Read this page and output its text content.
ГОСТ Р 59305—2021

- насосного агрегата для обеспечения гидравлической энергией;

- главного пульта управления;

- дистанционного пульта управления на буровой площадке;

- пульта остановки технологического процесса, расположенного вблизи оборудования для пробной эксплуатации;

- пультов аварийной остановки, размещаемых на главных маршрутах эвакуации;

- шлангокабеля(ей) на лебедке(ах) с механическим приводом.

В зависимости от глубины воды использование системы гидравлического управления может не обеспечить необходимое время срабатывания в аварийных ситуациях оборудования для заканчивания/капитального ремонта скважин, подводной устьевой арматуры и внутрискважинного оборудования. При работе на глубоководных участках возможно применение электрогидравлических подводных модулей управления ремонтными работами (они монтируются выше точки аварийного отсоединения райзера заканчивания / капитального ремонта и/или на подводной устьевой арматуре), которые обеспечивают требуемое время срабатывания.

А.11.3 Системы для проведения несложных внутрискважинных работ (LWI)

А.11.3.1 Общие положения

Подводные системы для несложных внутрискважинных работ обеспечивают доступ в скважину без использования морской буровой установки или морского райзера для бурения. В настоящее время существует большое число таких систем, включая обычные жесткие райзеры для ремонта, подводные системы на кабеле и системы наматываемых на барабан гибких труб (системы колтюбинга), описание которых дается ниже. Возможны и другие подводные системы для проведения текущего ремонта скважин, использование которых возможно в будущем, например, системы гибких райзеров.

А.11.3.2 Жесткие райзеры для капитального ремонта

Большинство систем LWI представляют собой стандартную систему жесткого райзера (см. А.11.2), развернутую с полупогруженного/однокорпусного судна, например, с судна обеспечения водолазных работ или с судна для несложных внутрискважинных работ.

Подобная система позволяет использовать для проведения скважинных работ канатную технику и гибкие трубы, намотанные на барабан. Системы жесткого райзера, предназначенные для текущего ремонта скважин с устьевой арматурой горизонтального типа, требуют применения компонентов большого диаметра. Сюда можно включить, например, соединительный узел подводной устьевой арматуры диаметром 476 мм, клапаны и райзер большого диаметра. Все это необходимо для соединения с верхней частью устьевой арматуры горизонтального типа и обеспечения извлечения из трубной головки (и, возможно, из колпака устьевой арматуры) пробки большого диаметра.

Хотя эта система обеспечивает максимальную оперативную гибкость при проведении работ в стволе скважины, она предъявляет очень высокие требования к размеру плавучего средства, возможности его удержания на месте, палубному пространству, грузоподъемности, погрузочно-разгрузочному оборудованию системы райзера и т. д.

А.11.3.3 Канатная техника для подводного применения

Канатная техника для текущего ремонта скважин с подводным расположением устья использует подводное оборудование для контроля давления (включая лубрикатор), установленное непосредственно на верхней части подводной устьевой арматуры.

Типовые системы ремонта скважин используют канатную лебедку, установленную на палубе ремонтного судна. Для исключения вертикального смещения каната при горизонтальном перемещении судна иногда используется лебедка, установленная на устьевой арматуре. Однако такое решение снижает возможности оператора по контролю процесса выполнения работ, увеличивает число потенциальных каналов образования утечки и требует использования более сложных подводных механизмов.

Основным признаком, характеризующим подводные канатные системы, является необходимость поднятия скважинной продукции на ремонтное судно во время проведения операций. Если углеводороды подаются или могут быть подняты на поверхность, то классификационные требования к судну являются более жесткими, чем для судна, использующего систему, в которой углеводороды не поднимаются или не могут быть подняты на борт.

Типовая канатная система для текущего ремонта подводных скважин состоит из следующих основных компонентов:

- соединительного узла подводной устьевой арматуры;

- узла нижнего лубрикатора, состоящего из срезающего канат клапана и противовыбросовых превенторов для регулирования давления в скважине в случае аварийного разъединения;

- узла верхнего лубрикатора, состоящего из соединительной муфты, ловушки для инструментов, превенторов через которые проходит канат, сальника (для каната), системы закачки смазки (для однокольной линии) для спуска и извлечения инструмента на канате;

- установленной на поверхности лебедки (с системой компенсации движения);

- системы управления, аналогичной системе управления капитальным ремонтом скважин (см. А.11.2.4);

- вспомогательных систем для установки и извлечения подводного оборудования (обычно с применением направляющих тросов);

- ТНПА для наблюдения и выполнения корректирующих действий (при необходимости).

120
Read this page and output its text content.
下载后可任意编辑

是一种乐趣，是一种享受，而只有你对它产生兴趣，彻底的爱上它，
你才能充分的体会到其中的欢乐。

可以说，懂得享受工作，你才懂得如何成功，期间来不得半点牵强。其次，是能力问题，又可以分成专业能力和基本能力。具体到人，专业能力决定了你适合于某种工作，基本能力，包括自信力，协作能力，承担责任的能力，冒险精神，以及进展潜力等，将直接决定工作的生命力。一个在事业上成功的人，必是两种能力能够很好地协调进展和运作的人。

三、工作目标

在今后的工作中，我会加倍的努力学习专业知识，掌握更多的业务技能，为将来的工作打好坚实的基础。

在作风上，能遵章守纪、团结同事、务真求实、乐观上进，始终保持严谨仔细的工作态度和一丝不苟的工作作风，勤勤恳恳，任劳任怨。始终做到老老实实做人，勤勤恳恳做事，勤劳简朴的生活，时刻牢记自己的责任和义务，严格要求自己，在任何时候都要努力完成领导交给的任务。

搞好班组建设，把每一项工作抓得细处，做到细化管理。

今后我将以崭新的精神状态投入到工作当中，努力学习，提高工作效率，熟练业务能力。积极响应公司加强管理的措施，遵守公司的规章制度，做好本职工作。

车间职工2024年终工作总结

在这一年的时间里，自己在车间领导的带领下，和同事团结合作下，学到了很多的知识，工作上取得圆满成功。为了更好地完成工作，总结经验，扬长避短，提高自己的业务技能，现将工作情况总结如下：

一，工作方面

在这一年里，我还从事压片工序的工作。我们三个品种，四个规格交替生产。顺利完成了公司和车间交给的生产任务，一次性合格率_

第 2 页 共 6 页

◆ Exercise brief
Transcribe the data above in full, exactly.

◆ Exercise output
Read this page and output its text content.
ГОСТ Р 59305—2021

- насосного агрегата для обеспечения гидравлической энергией;

- главного пульта управления;

- дистанционного пульта управления на буровой площадке;

- пульта остановки технологического процесса, расположенного вблизи оборудования для пробной эксплуатации;

- пультов аварийной остановки, размещаемых на главных маршрутах эвакуации;

- шлангокабеля(ей) на лебедке(ах) с механическим приводом.

В зависимости от глубины воды использование системы гидравлического управления может не обеспечить необходимое время срабатывания в аварийных ситуациях оборудования для заканчивания/капитального ремонта скважин, подводной устьевой арматуры и внутрискважинного оборудования. При работе на глубоководных участках возможно применение электрогидравлических подводных модулей управления ремонтными работами (они монтируются выше точки аварийного отсоединения райзера заканчивания / капитального ремонта и/или на подводной устьевой арматуре), которые обеспечивают требуемое время срабатывания.

А.11.3 Системы для проведения несложных внутрискважинных работ (LWI)

А.11.3.1 Общие положения

Подводные системы для несложных внутрискважинных работ обеспечивают доступ в скважину без использования морской буровой установки или морского райзера для бурения. В настоящее время существует большое число таких систем, включая обычные жесткие райзеры для ремонта, подводные системы на кабеле и системы наматываемых на барабан гибких труб (системы колтюбинга), описание которых дается ниже. Возможны и другие подводные системы для проведения текущего ремонта скважин, использование которых возможно в будущем, например, системы гибких райзеров.

А.11.3.2 Жесткие райзеры для капитального ремонта

Большинство систем LWI представляют собой стандартную систему жесткого райзера (см. А.11.2), развернутую с полупогруженного/однокорпусного судна, например, с судна обеспечения водолазных работ или с судна для несложных внутрискважинных работ.

Подобная система позволяет использовать для проведения скважинных работ канатную технику и гибкие трубы, намотанные на барабан. Системы жесткого райзера, предназначенные для текущего ремонта скважин с устьевой арматурой горизонтального типа, требуют применения компонентов большого диаметра. Сюда можно включить, например, соединительный узел подводной устьевой арматуры диаметром 476 мм, клапаны и райзер большого диаметра. Все это необходимо для соединения с верхней частью устьевой арматуры горизонтального типа и обеспечения извлечения из трубной головки (и, возможно, из колпака устьевой арматуры) пробки большого диаметра.

Хотя эта система обеспечивает максимальную оперативную гибкость при проведении работ в стволе скважины, она предъявляет очень высокие требования к размеру плавучего средства, возможности его удержания на месте, палубному пространству, грузоподъемности, погрузочно-разгрузочному оборудованию системы райзера и т. д.

А.11.3.3 Канатная техника для подводного применения

Канатная техника для текущего ремонта скважин с подводным расположением устья использует подводное оборудование для контроля давления (включая лубрикатор), установленное непосредственно на верхней части подводной устьевой арматуры.

Типовые системы ремонта скважин используют канатную лебедку, установленную на палубе ремонтного судна. Для исключения вертикального смещения каната при горизонтальном перемещении судна иногда используется лебедка, установленная на устьевой арматуре. Однако такое решение снижает возможности оператора по контролю процесса выполнения работ, увеличивает число потенциальных каналов образования утечки и требует использования более сложных подводных механизмов.

Основным признаком, характеризующим подводные канатные системы, является необходимость поднятия скважинной продукции на ремонтное судно во время проведения операций. Если углеводороды подаются или могут быть подняты на поверхность, то классификационные требования к судну являются более жесткими, чем для судна, использующего систему, в которой углеводороды не поднимаются или не могут быть подняты на борт.

Типовая канатная система для текущего ремонта подводных скважин состоит из следующих основных компонентов:

- соединительного узла подводной устьевой арматуры;

- узла нижнего лубрикатора, состоящего из срезающего канат клапана и противовыбросовых превенторов для регулирования давления в скважине в случае аварийного разъединения;

- узла верхнего лубрикатора, состоящего из соединительной муфты, ловушки для инструментов, превенторов через которые проходит канат, сальника (для каната), системы закачки смазки (для однокольной линии) для спуска и извлечения инструмента на канате;

- установленной на поверхности лебедки (с системой компенсации движения);

- системы управления, аналогичной системе управления капитальным ремонтом скважин (см. А.11.2.4);

- вспомогательных систем для установки и извлечения подводного оборудования (обычно с применением направляющих тросов);

- ТНПА для наблюдения и выполнения корректирующих действий (при необходимости).

120
Read this page and output its text content.
下载后可任意编辑

是一种乐趣，是一种享受，而只有你对它产生兴趣，彻底的爱上它，
你才能充分的体会到其中的欢乐。

可以说，懂得享受工作，你才懂得如何成功，期间来不得半点牵强。其次，是能力问题，又可以分成专业能力和基本能力。具体到人，专业能力决定了你适合于某种工作，基本能力，包括自信力，协作能力，承担责任的能力，冒险精神，以及进展潜力等，将直接决定工作的生命力。一个在事业上成功的人，必是两种能力能够很好地协调进展和运作的人。

三、工作目标

在今后的工作中，我会加倍的努力学习专业知识，掌握更多的业务技能，为将来的工作打好坚实的基础。

在作风上，能遵章守纪、团结同事、务真求实、乐观上进，始终保持严谨仔细的工作态度和一丝不苟的工作作风，勤勤恳恳，任劳任怨。始终做到老老实实做人，勤勤恳恳做事，勤劳简朴的生活，时刻牢记自己的责任和义务，严格要求自己，在任何时候都要努力完成领导交给的任务。

搞好班组建设，把每一项工作抓得细处，做到细化管理。

今后我将以崭新的精神状态投入到工作当中，努力学习，提高工作效率，熟练业务能力。积极响应公司加强管理的措施，遵守公司的规章制度，做好本职工作。

车间职工2024年终工作总结

在这一年的时间里，自己在车间领导的带领下，和同事团结合作下，学到了很多的知识，工作上取得圆满成功。为了更好地完成工作，总结经验，扬长避短，提高自己的业务技能，现将工作情况总结如下：

一，工作方面

在这一年里，我还从事压片工序的工作。我们三个品种，四个规格交替生产。顺利完成了公司和车间交给的生产任务，一次性合格率_

第 2 页 共 6 页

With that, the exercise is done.